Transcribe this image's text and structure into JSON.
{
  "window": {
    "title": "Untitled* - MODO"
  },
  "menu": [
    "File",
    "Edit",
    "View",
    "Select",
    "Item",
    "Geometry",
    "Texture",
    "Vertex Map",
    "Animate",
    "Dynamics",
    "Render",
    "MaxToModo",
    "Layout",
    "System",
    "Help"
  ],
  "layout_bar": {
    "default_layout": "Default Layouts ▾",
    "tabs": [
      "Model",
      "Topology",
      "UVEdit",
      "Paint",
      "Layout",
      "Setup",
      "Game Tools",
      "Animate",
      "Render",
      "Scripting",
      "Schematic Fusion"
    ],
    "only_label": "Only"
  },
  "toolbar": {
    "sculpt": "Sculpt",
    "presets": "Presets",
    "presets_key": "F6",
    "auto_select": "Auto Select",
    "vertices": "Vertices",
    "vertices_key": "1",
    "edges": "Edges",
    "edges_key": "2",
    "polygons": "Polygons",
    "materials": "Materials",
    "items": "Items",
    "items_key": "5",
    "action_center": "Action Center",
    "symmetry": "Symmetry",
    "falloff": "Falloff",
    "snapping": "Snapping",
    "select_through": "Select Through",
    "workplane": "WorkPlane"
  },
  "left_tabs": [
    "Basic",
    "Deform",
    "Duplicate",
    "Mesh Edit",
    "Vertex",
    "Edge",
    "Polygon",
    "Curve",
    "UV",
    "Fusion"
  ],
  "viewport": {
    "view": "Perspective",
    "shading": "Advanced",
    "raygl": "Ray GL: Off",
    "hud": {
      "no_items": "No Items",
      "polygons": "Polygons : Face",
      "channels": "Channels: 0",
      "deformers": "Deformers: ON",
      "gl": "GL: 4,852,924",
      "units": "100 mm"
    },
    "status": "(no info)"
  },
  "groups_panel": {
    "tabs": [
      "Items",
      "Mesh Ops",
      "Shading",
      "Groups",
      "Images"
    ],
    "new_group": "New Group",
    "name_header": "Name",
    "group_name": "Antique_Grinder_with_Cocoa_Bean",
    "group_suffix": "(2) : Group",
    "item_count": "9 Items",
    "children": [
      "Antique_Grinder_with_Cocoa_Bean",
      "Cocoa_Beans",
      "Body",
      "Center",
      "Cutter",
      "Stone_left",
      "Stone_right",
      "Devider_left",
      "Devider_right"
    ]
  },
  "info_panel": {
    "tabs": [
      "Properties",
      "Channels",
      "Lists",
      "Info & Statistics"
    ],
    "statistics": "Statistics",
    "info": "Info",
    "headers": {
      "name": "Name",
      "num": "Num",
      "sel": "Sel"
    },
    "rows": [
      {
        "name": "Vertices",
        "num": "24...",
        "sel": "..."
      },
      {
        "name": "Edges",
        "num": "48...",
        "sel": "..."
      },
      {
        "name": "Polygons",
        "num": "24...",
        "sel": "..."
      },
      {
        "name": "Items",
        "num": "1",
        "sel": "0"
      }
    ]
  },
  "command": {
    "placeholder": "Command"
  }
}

━━━━━━━━━━━━━━━━

### Directions for this task
Nothing may be left out: return each entry exactly as it reads.

### Reply
Transcribe this image's text and structure into JSON.
{
  "window": {
    "title": "Untitled* - MODO"
  },
  "menu": [
    "File",
    "Edit",
    "View",
    "Select",
    "Item",
    "Geometry",
    "Texture",
    "Vertex Map",
    "Animate",
    "Dynamics",
    "Render",
    "MaxToModo",
    "Layout",
    "System",
    "Help"
  ],
  "layout_bar": {
    "default_layout": "Default Layouts ▾",
    "tabs": [
      "Model",
      "Topology",
      "UVEdit",
      "Paint",
      "Layout",
      "Setup",
      "Game Tools",
      "Animate",
      "Render",
      "Scripting",
      "Schematic Fusion"
    ],
    "only_label": "Only"
  },
  "toolbar": {
    "sculpt": "Sculpt",
    "presets": "Presets",
    "presets_key": "F6",
    "auto_select": "Auto Select",
    "vertices": "Vertices",
    "vertices_key": "1",
    "edges": "Edges",
    "edges_key": "2",
    "polygons": "Polygons",
    "materials": "Materials",
    "items": "Items",
    "items_key": "5",
    "action_center": "Action Center",
    "symmetry": "Symmetry",
    "falloff": "Falloff",
    "snapping": "Snapping",
    "select_through": "Select Through",
    "workplane": "WorkPlane"
  },
  "left_tabs": [
    "Basic",
    "Deform",
    "Duplicate",
    "Mesh Edit",
    "Vertex",
    "Edge",
    "Polygon",
    "Curve",
    "UV",
    "Fusion"
  ],
  "viewport": {
    "view": "Perspective",
    "shading": "Advanced",
    "raygl": "Ray GL: Off",
    "hud": {
      "no_items": "No Items",
      "polygons": "Polygons : Face",
      "channels": "Channels: 0",
      "deformers": "Deformers: ON",
      "gl": "GL: 4,852,924",
      "units": "100 mm"
    },
    "status": "(no info)"
  },
  "groups_panel": {
    "tabs": [
      "Items",
      "Mesh Ops",
      "Shading",
      "Groups",
      "Images"
    ],
    "new_group": "New Group",
    "name_header": "Name",
    "group_name": "Antique_Grinder_with_Cocoa_Bean",
    "group_suffix": "(2) : Group",
    "item_count": "9 Items",
    "children": [
      "Antique_Grinder_with_Cocoa_Bean",
      "Cocoa_Beans",
      "Body",
      "Center",
      "Cutter",
      "Stone_left",
      "Stone_right",
      "Devider_left",
      "Devider_right"
    ]
  },
  "info_panel": {
    "tabs": [
      "Properties",
      "Channels",
      "Lists",
      "Info & Statistics"
    ],
    "statistics": "Statistics",
    "info": "Info",
    "headers": {
      "name": "Name",
      "num": "Num",
      "sel": "Sel"
    },
    "rows": [
      {
        "name": "Vertices",
        "num": "24...",
        "sel": "..."
      },
      {
        "name": "Edges",
        "num": "48...",
        "sel": "..."
      },
      {
        "name": "Polygons",
        "num": "24...",
        "sel": "..."
      },
      {
        "name": "Items",
        "num": "1",
        "sel": "0"
      }
    ]
  },
  "command": {
    "placeholder": "Command"
  }
}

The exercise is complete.